» **Task instructions**: Pictures do not belong in the copy, so please give every entry below again exactly.

» **Dataset entries**:
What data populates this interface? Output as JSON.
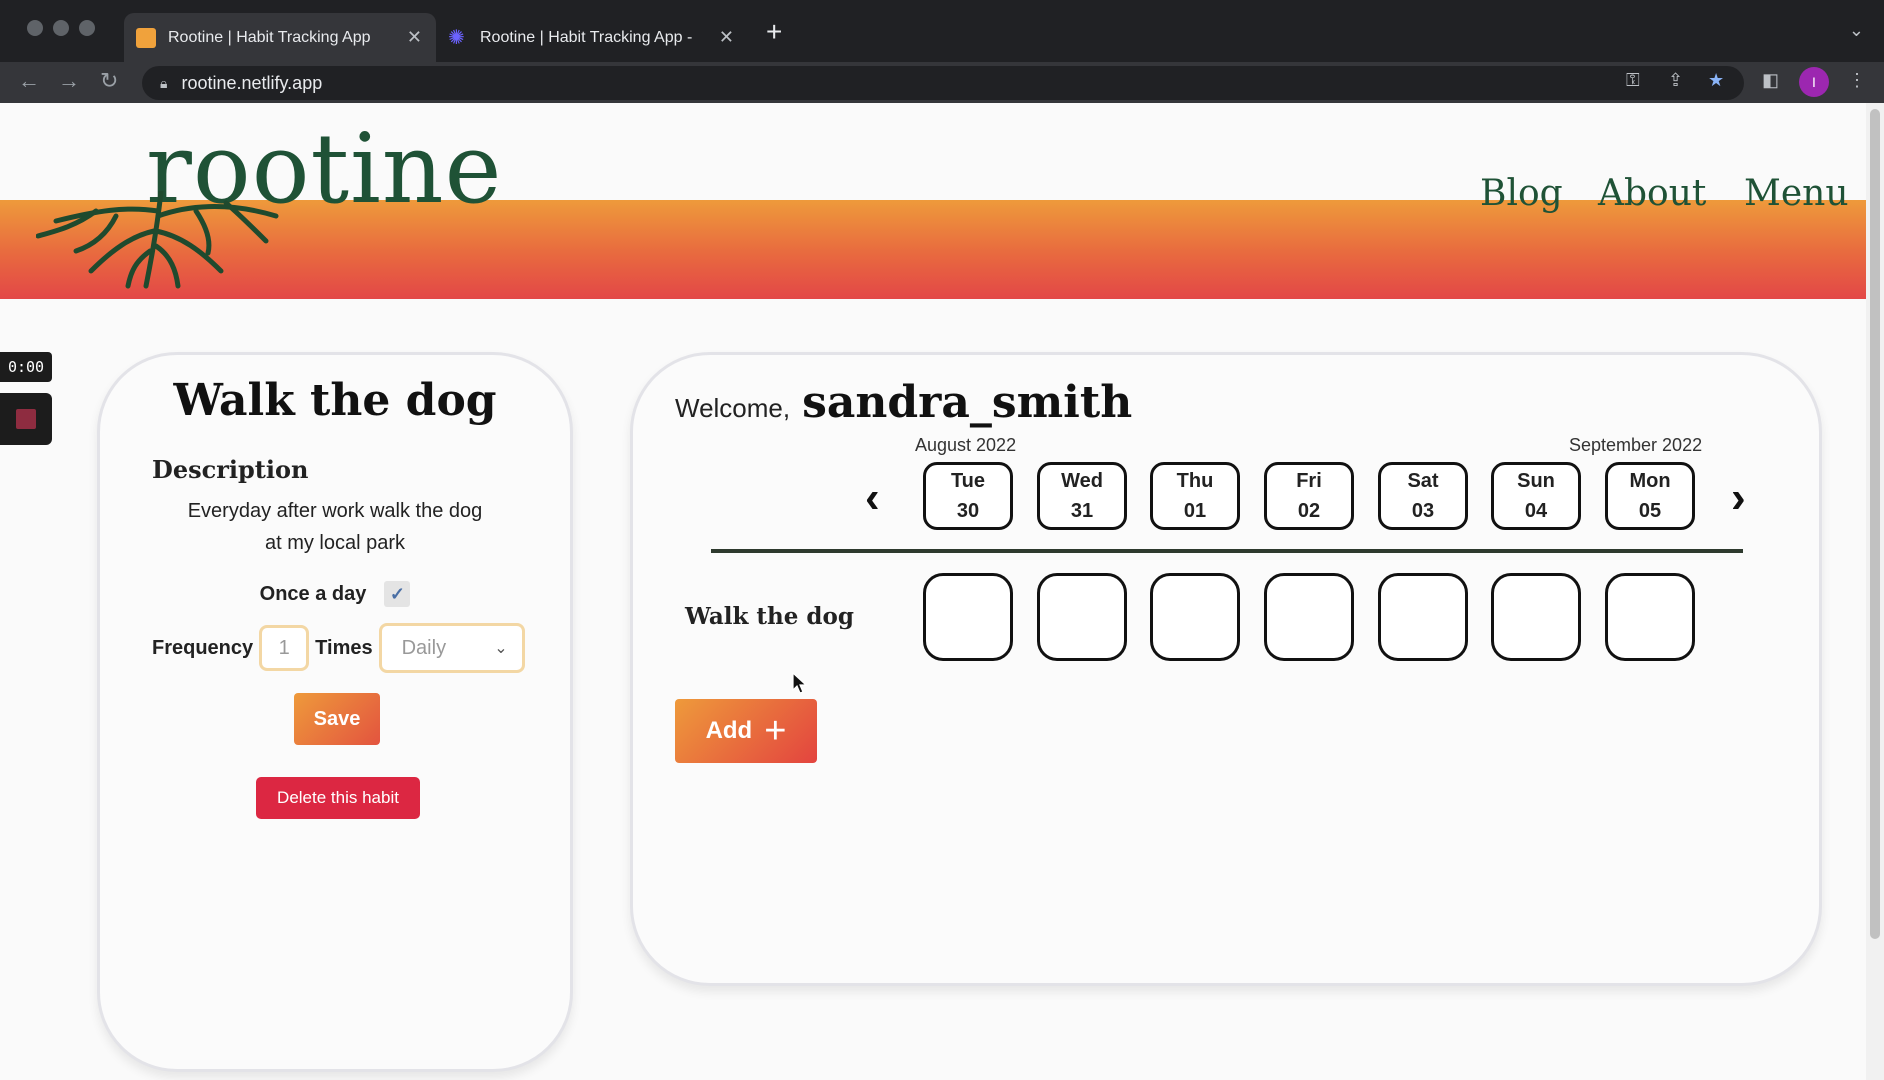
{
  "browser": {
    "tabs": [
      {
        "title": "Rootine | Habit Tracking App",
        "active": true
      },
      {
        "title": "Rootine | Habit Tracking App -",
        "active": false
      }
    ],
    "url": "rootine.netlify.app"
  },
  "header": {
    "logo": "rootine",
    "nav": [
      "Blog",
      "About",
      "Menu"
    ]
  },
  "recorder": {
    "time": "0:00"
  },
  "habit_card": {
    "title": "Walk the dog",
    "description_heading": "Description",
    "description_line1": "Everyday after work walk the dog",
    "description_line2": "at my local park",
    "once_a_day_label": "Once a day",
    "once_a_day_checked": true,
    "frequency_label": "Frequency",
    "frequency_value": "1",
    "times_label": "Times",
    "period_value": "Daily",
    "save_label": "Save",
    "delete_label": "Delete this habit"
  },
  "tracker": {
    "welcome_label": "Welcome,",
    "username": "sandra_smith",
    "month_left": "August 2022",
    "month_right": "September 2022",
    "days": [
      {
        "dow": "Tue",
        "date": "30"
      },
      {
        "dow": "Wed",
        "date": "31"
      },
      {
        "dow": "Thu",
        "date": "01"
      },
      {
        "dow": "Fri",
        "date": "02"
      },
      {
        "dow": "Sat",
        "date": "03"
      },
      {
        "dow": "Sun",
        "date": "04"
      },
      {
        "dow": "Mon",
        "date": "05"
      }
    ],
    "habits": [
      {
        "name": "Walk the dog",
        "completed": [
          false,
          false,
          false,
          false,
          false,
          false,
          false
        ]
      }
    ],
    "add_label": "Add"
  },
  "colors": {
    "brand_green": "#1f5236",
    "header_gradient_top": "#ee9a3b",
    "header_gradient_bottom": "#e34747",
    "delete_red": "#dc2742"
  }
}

» **Reply to the task**:
What data populates this interface? Output as JSON.
{
  "browser": {
    "tabs": [
      {
        "title": "Rootine | Habit Tracking App",
        "active": true
      },
      {
        "title": "Rootine | Habit Tracking App -",
        "active": false
      }
    ],
    "url": "rootine.netlify.app"
  },
  "header": {
    "logo": "rootine",
    "nav": [
      "Blog",
      "About",
      "Menu"
    ]
  },
  "recorder": {
    "time": "0:00"
  },
  "habit_card": {
    "title": "Walk the dog",
    "description_heading": "Description",
    "description_line1": "Everyday after work walk the dog",
    "description_line2": "at my local park",
    "once_a_day_label": "Once a day",
    "once_a_day_checked": true,
    "frequency_label": "Frequency",
    "frequency_value": "1",
    "times_label": "Times",
    "period_value": "Daily",
    "save_label": "Save",
    "delete_label": "Delete this habit"
  },
  "tracker": {
    "welcome_label": "Welcome,",
    "username": "sandra_smith",
    "month_left": "August 2022",
    "month_right": "September 2022",
    "days": [
      {
        "dow": "Tue",
        "date": "30"
      },
      {
        "dow": "Wed",
        "date": "31"
      },
      {
        "dow": "Thu",
        "date": "01"
      },
      {
        "dow": "Fri",
        "date": "02"
      },
      {
        "dow": "Sat",
        "date": "03"
      },
      {
        "dow": "Sun",
        "date": "04"
      },
      {
        "dow": "Mon",
        "date": "05"
      }
    ],
    "habits": [
      {
        "name": "Walk the dog",
        "completed": [
          false,
          false,
          false,
          false,
          false,
          false,
          false
        ]
      }
    ],
    "add_label": "Add"
  },
  "colors": {
    "brand_green": "#1f5236",
    "header_gradient_top": "#ee9a3b",
    "header_gradient_bottom": "#e34747",
    "delete_red": "#dc2742"
  }
}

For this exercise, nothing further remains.